*INSTRUCTIONS TO FOLLOW*.
Reproduce exactly the lines below, starting at the line that contains "Give me the" and ending with the last line of the records, both included; leave out any pictures.

--- PROVIDED INFORMATION ---

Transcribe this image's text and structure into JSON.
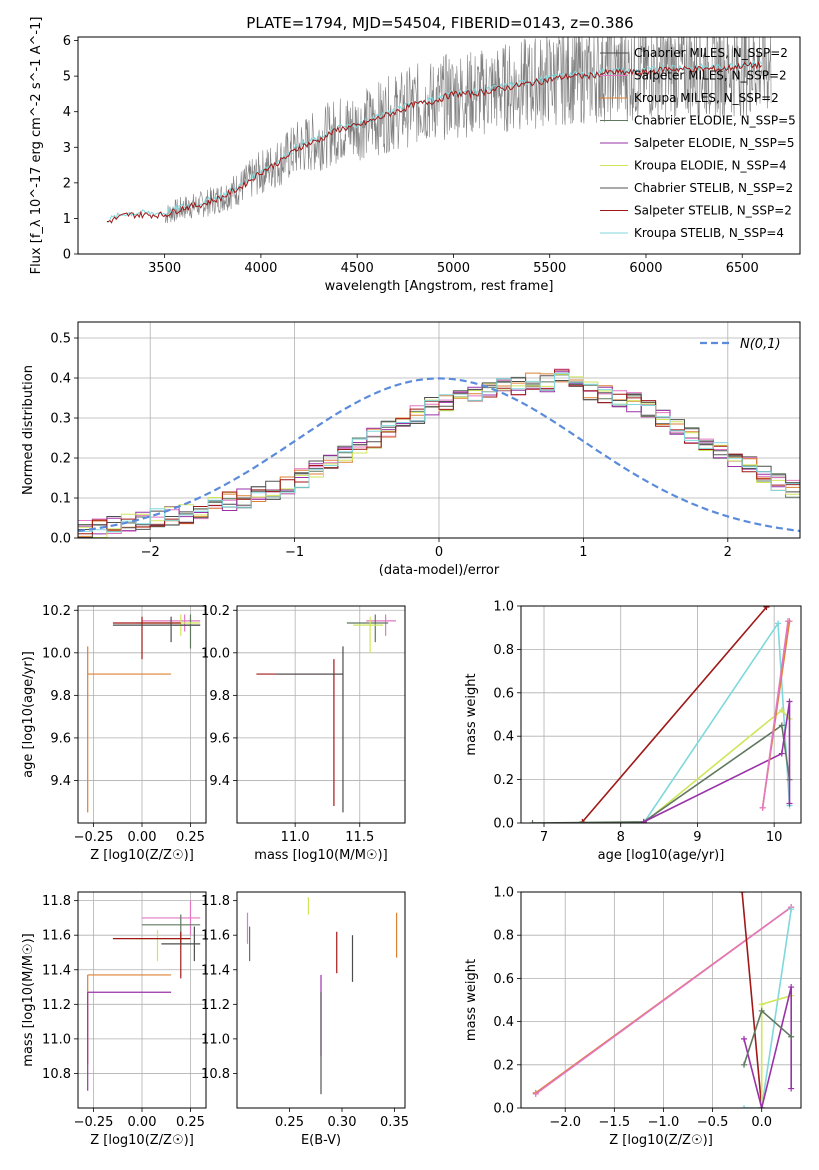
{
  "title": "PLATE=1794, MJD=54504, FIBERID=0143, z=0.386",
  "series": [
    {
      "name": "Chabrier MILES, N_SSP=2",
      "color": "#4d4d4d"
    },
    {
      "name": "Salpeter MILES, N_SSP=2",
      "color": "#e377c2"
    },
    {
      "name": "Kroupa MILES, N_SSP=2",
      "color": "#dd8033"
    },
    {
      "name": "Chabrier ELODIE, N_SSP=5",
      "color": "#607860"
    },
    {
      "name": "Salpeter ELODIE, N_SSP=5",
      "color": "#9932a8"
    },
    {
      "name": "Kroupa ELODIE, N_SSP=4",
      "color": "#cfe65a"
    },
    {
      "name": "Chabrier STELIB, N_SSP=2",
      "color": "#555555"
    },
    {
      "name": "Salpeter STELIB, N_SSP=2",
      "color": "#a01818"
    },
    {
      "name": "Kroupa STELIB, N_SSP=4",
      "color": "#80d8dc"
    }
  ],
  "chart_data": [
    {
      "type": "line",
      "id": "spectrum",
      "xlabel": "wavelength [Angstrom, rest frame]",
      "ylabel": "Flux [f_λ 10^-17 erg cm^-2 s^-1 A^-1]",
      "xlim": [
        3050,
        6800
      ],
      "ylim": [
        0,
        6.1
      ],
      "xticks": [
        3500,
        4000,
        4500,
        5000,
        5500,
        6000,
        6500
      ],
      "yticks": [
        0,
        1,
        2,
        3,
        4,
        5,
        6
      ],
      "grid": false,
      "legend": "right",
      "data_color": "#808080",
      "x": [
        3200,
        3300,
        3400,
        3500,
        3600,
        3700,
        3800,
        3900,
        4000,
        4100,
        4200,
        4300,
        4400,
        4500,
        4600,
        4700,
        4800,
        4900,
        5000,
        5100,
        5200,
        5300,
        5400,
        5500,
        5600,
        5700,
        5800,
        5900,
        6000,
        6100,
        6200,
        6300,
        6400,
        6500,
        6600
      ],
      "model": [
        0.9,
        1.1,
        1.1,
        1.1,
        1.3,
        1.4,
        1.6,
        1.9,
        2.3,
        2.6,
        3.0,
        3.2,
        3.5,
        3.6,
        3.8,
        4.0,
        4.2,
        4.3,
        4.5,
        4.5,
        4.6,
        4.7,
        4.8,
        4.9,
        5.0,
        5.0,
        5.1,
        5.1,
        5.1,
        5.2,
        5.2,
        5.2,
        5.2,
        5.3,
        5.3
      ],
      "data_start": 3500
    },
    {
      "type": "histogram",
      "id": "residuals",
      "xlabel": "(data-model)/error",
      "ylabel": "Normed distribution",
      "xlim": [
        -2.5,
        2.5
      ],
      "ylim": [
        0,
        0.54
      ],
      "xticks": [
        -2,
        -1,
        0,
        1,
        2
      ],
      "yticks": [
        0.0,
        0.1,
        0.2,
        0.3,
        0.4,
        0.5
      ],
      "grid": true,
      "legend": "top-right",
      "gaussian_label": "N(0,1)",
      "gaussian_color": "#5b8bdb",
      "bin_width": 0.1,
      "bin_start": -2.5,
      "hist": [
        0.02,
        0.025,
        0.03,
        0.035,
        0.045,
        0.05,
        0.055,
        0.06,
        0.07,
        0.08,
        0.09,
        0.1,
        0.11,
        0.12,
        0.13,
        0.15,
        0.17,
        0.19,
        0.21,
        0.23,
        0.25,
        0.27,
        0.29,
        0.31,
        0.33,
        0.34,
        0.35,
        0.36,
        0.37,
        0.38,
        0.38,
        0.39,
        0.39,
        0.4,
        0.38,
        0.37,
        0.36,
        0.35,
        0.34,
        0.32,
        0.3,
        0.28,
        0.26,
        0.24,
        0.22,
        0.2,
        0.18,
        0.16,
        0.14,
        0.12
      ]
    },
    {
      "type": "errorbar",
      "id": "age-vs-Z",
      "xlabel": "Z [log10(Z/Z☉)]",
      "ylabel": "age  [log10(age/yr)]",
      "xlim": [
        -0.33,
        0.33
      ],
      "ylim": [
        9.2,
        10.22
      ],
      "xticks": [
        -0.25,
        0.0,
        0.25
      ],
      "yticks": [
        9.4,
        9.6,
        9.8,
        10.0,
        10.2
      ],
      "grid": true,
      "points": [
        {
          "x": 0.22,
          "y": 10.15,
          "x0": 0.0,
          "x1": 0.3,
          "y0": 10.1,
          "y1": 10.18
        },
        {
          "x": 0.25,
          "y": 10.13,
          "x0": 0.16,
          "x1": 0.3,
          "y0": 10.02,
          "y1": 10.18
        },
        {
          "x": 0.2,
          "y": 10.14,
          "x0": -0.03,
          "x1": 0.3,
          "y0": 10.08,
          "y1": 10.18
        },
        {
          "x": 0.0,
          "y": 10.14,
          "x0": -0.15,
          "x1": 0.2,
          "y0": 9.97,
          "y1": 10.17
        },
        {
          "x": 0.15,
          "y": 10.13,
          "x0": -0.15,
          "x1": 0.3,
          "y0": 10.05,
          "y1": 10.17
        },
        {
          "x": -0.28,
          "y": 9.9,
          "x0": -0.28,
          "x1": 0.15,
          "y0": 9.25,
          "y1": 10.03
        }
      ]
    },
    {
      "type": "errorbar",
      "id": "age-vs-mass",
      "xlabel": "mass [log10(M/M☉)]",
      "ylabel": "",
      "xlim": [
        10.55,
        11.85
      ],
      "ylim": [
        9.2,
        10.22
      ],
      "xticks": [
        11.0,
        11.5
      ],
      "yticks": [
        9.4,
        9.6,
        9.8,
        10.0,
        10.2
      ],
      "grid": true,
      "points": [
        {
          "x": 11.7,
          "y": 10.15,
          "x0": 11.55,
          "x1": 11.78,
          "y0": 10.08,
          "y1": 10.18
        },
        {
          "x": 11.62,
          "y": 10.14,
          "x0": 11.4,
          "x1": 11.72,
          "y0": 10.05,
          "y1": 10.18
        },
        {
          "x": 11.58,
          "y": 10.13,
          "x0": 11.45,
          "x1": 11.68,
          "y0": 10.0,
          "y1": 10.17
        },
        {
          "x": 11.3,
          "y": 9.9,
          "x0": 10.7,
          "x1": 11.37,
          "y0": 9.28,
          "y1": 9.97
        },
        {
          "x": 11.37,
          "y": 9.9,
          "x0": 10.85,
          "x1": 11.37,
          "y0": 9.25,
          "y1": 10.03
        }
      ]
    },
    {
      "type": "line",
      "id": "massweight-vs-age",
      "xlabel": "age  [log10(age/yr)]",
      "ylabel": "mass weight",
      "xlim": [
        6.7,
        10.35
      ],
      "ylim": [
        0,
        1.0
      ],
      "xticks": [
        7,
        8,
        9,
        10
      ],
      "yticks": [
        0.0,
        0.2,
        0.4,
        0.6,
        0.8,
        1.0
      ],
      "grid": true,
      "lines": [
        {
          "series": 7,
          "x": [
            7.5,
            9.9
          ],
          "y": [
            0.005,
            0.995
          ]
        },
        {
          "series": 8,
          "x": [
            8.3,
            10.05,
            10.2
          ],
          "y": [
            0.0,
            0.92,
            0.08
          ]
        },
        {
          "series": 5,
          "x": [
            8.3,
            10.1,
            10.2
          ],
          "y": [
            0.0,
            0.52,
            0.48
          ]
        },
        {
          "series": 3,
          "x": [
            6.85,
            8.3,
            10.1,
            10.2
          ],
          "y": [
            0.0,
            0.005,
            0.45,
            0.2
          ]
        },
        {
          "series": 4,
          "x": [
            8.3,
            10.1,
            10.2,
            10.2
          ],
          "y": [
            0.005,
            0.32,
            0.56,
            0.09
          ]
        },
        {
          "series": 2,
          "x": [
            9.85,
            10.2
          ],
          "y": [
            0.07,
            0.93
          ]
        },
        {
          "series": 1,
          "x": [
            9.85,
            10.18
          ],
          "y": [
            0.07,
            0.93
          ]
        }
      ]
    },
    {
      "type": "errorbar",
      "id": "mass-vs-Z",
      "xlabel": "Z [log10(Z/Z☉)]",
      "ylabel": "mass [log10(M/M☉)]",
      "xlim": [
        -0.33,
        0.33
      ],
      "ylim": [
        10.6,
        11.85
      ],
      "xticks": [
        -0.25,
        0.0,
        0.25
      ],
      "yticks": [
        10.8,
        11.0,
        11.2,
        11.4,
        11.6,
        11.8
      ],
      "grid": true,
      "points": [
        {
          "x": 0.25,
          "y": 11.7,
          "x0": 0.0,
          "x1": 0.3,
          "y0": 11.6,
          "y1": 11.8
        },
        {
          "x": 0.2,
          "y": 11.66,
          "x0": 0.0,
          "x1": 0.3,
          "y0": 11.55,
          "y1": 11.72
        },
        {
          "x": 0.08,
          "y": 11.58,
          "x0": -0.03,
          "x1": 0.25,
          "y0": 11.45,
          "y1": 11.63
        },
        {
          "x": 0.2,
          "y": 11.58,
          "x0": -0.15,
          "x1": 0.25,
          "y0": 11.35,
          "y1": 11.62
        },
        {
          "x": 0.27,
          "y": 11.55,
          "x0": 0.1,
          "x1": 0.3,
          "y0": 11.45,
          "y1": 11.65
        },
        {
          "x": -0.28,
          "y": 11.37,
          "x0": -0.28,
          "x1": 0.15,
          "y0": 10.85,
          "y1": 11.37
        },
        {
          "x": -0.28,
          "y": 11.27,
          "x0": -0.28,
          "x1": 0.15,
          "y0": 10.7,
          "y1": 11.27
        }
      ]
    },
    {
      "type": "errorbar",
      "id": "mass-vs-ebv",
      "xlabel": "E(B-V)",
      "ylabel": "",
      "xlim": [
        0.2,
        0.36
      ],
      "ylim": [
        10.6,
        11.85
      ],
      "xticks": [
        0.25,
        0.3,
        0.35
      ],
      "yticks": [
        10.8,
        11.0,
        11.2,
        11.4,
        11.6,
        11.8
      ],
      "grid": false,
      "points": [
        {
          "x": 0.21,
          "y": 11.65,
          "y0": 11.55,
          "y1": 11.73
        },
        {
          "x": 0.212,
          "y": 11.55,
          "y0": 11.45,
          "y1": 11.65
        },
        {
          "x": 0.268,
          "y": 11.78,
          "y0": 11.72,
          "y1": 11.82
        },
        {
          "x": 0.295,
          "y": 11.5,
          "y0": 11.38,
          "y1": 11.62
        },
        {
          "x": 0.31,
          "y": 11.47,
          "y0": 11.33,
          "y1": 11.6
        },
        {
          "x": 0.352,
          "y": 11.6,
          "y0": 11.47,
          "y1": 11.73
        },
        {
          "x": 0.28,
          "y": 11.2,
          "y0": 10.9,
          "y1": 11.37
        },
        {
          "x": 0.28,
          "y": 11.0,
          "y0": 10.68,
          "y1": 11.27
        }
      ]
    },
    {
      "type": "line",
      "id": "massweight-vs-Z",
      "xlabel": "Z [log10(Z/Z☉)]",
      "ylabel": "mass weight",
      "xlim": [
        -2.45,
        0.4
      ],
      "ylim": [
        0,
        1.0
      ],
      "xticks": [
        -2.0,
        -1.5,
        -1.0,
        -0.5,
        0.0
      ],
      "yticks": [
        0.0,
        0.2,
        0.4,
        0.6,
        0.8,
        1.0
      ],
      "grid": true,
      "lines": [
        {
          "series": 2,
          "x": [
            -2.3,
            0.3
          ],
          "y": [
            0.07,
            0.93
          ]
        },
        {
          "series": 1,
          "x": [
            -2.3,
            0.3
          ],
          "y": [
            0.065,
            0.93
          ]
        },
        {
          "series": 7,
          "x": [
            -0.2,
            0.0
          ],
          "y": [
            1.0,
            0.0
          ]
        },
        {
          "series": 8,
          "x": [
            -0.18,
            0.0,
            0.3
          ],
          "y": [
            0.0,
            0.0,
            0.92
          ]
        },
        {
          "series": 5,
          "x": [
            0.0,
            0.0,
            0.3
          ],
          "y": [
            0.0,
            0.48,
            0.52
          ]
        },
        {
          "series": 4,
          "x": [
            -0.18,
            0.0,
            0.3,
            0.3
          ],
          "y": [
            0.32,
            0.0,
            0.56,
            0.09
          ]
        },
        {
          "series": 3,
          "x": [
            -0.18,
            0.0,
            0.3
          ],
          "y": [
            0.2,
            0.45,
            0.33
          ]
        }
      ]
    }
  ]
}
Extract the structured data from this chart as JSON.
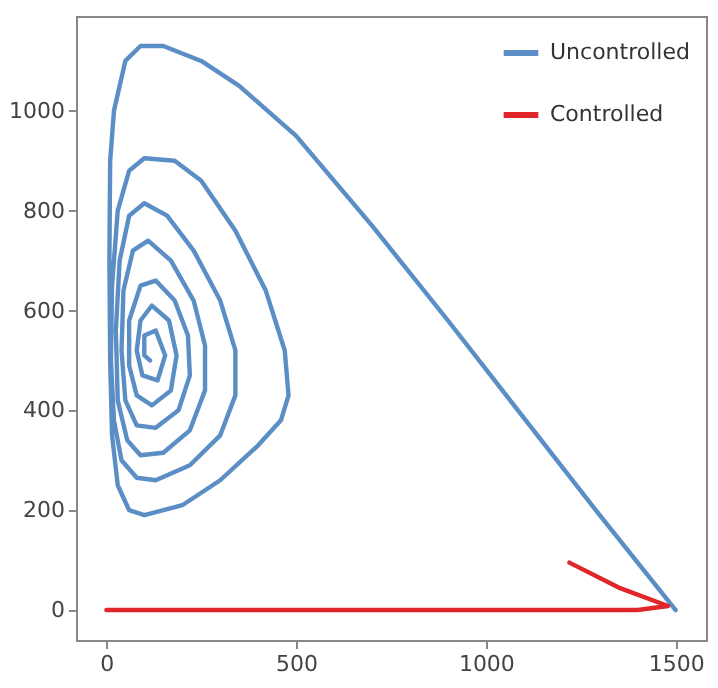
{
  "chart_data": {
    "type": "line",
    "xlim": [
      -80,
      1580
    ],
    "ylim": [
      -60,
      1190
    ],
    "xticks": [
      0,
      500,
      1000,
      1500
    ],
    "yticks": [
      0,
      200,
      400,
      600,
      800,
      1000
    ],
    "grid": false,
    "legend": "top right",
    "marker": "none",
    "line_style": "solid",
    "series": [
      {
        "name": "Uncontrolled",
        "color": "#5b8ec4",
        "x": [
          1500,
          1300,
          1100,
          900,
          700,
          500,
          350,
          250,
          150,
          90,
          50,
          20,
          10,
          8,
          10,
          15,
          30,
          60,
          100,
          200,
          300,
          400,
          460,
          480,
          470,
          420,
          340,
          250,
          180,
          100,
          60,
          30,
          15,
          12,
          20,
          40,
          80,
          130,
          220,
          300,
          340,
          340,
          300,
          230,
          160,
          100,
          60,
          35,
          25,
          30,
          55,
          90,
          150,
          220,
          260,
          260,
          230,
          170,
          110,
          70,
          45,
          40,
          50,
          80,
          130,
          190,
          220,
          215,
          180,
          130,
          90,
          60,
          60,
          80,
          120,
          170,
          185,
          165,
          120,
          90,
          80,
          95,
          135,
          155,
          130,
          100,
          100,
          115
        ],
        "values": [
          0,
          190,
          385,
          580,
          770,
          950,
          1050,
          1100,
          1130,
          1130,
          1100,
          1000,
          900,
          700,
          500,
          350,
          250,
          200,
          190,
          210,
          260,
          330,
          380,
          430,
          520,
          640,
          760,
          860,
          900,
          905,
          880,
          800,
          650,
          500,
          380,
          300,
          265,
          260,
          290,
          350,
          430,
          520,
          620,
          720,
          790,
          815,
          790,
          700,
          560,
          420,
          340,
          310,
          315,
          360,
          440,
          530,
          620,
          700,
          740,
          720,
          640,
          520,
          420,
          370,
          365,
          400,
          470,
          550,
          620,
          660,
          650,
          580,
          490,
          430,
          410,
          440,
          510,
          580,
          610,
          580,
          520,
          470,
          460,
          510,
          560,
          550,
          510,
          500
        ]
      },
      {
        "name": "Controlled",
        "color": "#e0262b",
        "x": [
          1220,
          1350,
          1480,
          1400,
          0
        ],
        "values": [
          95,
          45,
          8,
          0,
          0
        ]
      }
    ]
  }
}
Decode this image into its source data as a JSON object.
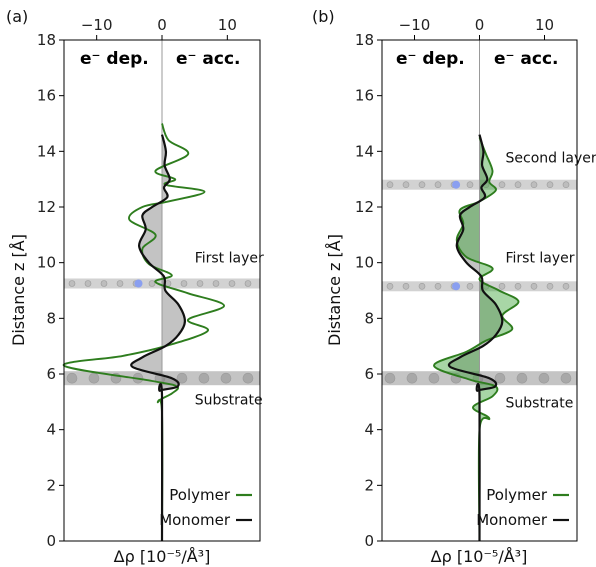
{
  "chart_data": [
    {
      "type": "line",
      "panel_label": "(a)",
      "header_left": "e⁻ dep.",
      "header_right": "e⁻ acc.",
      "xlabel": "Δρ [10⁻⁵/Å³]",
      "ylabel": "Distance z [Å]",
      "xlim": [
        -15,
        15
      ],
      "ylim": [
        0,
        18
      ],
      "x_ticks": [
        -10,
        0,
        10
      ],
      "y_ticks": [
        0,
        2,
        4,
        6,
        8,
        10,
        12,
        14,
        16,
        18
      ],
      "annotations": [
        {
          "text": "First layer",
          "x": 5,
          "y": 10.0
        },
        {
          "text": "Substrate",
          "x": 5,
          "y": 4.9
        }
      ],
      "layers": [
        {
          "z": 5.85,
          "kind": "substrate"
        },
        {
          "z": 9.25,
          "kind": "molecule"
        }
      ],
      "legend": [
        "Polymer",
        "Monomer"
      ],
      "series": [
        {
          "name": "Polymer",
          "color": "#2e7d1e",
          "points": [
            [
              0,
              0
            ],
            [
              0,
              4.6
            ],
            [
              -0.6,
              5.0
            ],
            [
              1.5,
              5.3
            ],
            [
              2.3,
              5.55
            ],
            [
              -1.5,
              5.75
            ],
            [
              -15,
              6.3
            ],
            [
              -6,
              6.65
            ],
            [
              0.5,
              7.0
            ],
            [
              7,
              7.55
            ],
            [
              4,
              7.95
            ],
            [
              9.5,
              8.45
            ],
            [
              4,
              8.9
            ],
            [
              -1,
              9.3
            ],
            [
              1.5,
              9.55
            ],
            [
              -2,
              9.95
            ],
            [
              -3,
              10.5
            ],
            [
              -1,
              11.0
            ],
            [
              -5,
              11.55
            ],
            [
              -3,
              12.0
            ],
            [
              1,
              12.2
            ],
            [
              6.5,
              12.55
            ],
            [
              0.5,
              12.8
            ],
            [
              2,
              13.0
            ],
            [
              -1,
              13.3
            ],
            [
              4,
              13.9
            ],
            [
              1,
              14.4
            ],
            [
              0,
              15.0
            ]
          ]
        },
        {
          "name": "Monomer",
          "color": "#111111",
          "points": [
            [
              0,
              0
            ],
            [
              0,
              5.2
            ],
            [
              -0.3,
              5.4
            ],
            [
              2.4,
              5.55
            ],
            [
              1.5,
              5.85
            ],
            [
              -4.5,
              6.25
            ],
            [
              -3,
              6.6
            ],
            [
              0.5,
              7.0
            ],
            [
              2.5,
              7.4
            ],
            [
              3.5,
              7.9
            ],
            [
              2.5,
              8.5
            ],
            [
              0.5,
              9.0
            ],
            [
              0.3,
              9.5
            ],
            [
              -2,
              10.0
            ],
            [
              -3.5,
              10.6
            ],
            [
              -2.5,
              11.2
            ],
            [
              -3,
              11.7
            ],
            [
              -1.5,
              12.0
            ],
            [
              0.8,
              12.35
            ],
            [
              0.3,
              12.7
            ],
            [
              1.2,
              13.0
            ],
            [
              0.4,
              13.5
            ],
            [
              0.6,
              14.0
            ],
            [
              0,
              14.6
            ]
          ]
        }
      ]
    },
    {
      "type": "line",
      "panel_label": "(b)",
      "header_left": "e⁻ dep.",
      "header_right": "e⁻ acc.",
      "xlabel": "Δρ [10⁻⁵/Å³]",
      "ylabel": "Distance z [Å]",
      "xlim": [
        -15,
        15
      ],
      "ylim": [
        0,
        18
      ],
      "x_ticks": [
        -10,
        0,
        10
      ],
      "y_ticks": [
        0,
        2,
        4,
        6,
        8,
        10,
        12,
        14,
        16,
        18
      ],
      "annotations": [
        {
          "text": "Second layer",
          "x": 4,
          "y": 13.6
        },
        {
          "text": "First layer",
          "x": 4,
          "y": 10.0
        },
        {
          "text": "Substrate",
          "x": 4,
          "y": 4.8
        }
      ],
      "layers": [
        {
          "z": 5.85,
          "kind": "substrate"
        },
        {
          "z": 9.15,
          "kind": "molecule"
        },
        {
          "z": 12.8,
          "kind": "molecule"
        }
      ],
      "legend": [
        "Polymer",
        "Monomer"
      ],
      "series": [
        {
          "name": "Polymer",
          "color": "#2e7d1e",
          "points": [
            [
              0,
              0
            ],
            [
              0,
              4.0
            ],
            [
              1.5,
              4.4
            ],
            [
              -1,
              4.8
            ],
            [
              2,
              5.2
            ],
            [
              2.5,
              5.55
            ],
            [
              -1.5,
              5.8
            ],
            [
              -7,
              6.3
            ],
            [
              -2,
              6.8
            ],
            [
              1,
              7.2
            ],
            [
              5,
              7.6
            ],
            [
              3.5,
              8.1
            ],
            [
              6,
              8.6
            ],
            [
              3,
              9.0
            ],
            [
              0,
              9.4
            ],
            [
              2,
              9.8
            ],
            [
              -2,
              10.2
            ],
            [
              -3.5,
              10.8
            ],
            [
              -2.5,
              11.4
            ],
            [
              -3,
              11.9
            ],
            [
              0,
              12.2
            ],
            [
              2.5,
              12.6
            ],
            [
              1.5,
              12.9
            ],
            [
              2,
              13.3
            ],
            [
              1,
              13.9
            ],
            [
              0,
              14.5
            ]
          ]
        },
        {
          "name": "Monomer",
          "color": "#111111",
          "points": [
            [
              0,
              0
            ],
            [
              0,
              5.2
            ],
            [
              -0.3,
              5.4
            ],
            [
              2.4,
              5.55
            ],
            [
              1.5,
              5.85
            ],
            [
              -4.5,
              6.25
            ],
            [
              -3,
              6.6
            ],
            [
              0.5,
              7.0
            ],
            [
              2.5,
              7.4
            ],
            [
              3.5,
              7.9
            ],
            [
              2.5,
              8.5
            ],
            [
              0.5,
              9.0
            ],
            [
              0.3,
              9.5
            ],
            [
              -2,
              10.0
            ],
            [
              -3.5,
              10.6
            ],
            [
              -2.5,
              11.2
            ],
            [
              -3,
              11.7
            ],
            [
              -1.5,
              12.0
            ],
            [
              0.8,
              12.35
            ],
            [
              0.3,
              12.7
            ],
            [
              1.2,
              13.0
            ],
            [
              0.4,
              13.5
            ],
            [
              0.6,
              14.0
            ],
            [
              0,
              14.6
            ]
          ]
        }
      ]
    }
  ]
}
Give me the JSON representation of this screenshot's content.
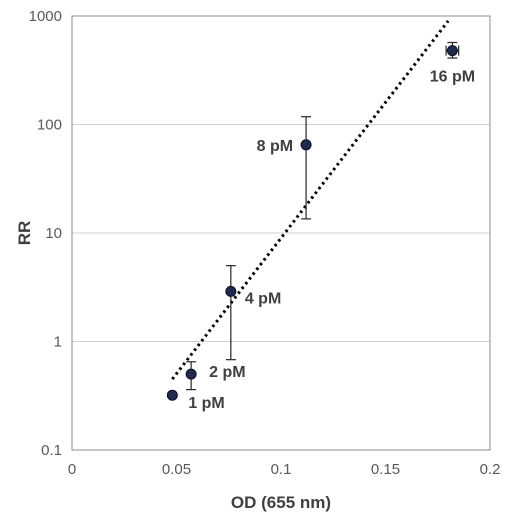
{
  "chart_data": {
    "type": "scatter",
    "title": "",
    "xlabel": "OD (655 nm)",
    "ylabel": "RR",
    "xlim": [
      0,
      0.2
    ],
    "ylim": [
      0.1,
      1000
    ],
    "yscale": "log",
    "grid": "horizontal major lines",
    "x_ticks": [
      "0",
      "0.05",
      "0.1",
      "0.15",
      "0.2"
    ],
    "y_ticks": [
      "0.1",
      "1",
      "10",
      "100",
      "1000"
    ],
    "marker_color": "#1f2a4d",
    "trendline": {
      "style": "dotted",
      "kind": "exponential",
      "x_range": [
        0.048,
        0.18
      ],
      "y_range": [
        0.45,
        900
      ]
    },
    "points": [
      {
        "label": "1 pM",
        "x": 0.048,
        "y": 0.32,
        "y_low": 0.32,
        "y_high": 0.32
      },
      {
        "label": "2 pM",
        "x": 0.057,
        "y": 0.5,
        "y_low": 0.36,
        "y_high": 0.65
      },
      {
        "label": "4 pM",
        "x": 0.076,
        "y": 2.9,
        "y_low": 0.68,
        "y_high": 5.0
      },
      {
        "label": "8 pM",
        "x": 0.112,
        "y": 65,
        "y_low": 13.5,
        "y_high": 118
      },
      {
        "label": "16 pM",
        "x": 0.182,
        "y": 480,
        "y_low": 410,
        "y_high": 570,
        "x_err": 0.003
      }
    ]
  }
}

---

*THE OUTPUT*.
Give me the JSON representation of this screenshot's content.
{
  "chart_data": {
    "type": "scatter",
    "title": "",
    "xlabel": "OD (655 nm)",
    "ylabel": "RR",
    "xlim": [
      0,
      0.2
    ],
    "ylim": [
      0.1,
      1000
    ],
    "yscale": "log",
    "grid": "horizontal major lines",
    "x_ticks": [
      "0",
      "0.05",
      "0.1",
      "0.15",
      "0.2"
    ],
    "y_ticks": [
      "0.1",
      "1",
      "10",
      "100",
      "1000"
    ],
    "marker_color": "#1f2a4d",
    "trendline": {
      "style": "dotted",
      "kind": "exponential",
      "x_range": [
        0.048,
        0.18
      ],
      "y_range": [
        0.45,
        900
      ]
    },
    "points": [
      {
        "label": "1 pM",
        "x": 0.048,
        "y": 0.32,
        "y_low": 0.32,
        "y_high": 0.32
      },
      {
        "label": "2 pM",
        "x": 0.057,
        "y": 0.5,
        "y_low": 0.36,
        "y_high": 0.65
      },
      {
        "label": "4 pM",
        "x": 0.076,
        "y": 2.9,
        "y_low": 0.68,
        "y_high": 5.0
      },
      {
        "label": "8 pM",
        "x": 0.112,
        "y": 65,
        "y_low": 13.5,
        "y_high": 118
      },
      {
        "label": "16 pM",
        "x": 0.182,
        "y": 480,
        "y_low": 410,
        "y_high": 570,
        "x_err": 0.003
      }
    ]
  }
}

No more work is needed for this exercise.